### Stored items from a collection
## Start

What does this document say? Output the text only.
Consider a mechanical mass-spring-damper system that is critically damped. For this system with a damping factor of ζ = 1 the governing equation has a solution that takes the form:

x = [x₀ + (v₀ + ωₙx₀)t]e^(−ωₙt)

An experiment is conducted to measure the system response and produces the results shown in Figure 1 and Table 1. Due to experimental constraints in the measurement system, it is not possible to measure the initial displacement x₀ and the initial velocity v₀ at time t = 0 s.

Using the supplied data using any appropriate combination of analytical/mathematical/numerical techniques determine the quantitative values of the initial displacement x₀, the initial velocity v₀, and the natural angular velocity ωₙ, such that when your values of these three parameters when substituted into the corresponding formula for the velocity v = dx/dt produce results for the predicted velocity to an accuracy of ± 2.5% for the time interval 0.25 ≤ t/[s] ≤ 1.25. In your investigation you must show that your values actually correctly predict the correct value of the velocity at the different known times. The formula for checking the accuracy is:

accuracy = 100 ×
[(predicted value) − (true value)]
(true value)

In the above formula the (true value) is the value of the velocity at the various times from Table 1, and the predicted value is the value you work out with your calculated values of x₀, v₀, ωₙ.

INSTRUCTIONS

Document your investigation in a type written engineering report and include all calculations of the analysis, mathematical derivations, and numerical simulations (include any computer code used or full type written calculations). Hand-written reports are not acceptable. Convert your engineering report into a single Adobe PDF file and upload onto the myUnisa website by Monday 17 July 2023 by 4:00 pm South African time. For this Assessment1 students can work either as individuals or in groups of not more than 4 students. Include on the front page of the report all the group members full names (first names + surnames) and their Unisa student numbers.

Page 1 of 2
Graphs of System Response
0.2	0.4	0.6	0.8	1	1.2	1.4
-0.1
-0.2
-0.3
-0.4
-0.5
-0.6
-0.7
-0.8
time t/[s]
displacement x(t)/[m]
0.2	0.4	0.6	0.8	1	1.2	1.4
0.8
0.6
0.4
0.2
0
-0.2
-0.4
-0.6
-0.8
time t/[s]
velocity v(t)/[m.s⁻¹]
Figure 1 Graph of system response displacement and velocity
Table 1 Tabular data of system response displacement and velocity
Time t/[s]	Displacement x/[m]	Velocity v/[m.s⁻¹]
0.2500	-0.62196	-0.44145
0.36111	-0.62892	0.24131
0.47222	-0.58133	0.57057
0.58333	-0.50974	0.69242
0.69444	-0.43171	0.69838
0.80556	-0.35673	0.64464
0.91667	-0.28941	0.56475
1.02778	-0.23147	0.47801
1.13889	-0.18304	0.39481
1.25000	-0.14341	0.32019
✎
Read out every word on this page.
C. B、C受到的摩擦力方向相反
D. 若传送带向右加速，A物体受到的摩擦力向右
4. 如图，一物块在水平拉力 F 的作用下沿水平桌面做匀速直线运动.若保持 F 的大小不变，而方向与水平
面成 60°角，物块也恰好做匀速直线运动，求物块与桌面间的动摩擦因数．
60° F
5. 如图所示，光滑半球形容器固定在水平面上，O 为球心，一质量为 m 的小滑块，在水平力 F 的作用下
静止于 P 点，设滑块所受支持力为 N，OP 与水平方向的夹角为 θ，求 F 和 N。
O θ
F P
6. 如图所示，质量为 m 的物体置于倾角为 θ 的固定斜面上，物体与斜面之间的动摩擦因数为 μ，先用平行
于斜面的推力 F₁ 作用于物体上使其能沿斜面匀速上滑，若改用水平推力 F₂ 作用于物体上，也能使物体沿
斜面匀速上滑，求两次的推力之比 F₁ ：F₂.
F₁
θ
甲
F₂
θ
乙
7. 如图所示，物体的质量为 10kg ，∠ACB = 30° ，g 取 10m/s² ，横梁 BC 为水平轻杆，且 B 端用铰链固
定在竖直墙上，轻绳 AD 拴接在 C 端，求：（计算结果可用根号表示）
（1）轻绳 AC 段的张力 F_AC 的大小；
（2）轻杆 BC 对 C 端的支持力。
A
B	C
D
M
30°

## End

### REQUIRED WORK
The records above should all be quoted exactly, please.

### FULL OUTPUT
What does this document say? Output the text only.
Consider a mechanical mass-spring-damper system that is critically damped. For this system with a damping factor of ζ = 1 the governing equation has a solution that takes the form:

x = [x₀ + (v₀ + ωₙx₀)t]e^(−ωₙt)

An experiment is conducted to measure the system response and produces the results shown in Figure 1 and Table 1. Due to experimental constraints in the measurement system, it is not possible to measure the initial displacement x₀ and the initial velocity v₀ at time t = 0 s.

Using the supplied data using any appropriate combination of analytical/mathematical/numerical techniques determine the quantitative values of the initial displacement x₀, the initial velocity v₀, and the natural angular velocity ωₙ, such that when your values of these three parameters when substituted into the corresponding formula for the velocity v = dx/dt produce results for the predicted velocity to an accuracy of ± 2.5% for the time interval 0.25 ≤ t/[s] ≤ 1.25. In your investigation you must show that your values actually correctly predict the correct value of the velocity at the different known times. The formula for checking the accuracy is:

accuracy = 100 ×
[(predicted value) − (true value)]
(true value)

In the above formula the (true value) is the value of the velocity at the various times from Table 1, and the predicted value is the value you work out with your calculated values of x₀, v₀, ωₙ.

INSTRUCTIONS

Document your investigation in a type written engineering report and include all calculations of the analysis, mathematical derivations, and numerical simulations (include any computer code used or full type written calculations). Hand-written reports are not acceptable. Convert your engineering report into a single Adobe PDF file and upload onto the myUnisa website by Monday 17 July 2023 by 4:00 pm South African time. For this Assessment1 students can work either as individuals or in groups of not more than 4 students. Include on the front page of the report all the group members full names (first names + surnames) and their Unisa student numbers.

Page 1 of 2
Graphs of System Response
0.2	0.4	0.6	0.8	1	1.2	1.4
-0.1
-0.2
-0.3
-0.4
-0.5
-0.6
-0.7
-0.8
time t/[s]
displacement x(t)/[m]
0.2	0.4	0.6	0.8	1	1.2	1.4
0.8
0.6
0.4
0.2
0
-0.2
-0.4
-0.6
-0.8
time t/[s]
velocity v(t)/[m.s⁻¹]
Figure 1 Graph of system response displacement and velocity
Table 1 Tabular data of system response displacement and velocity
Time t/[s]	Displacement x/[m]	Velocity v/[m.s⁻¹]
0.2500	-0.62196	-0.44145
0.36111	-0.62892	0.24131
0.47222	-0.58133	0.57057
0.58333	-0.50974	0.69242
0.69444	-0.43171	0.69838
0.80556	-0.35673	0.64464
0.91667	-0.28941	0.56475
1.02778	-0.23147	0.47801
1.13889	-0.18304	0.39481
1.25000	-0.14341	0.32019
✎
Read out every word on this page.
C. B、C受到的摩擦力方向相反
D. 若传送带向右加速，A物体受到的摩擦力向右
4. 如图，一物块在水平拉力 F 的作用下沿水平桌面做匀速直线运动.若保持 F 的大小不变，而方向与水平
面成 60°角，物块也恰好做匀速直线运动，求物块与桌面间的动摩擦因数．
60° F
5. 如图所示，光滑半球形容器固定在水平面上，O 为球心，一质量为 m 的小滑块，在水平力 F 的作用下
静止于 P 点，设滑块所受支持力为 N，OP 与水平方向的夹角为 θ，求 F 和 N。
O θ
F P
6. 如图所示，质量为 m 的物体置于倾角为 θ 的固定斜面上，物体与斜面之间的动摩擦因数为 μ，先用平行
于斜面的推力 F₁ 作用于物体上使其能沿斜面匀速上滑，若改用水平推力 F₂ 作用于物体上，也能使物体沿
斜面匀速上滑，求两次的推力之比 F₁ ：F₂.
F₁
θ
甲
F₂
θ
乙
7. 如图所示，物体的质量为 10kg ，∠ACB = 30° ，g 取 10m/s² ，横梁 BC 为水平轻杆，且 B 端用铰链固
定在竖直墙上，轻绳 AD 拴接在 C 端，求：（计算结果可用根号表示）
（1）轻绳 AC 段的张力 F_AC 的大小；
（2）轻杆 BC 对 C 端的支持力。
A
B	C
D
M
30°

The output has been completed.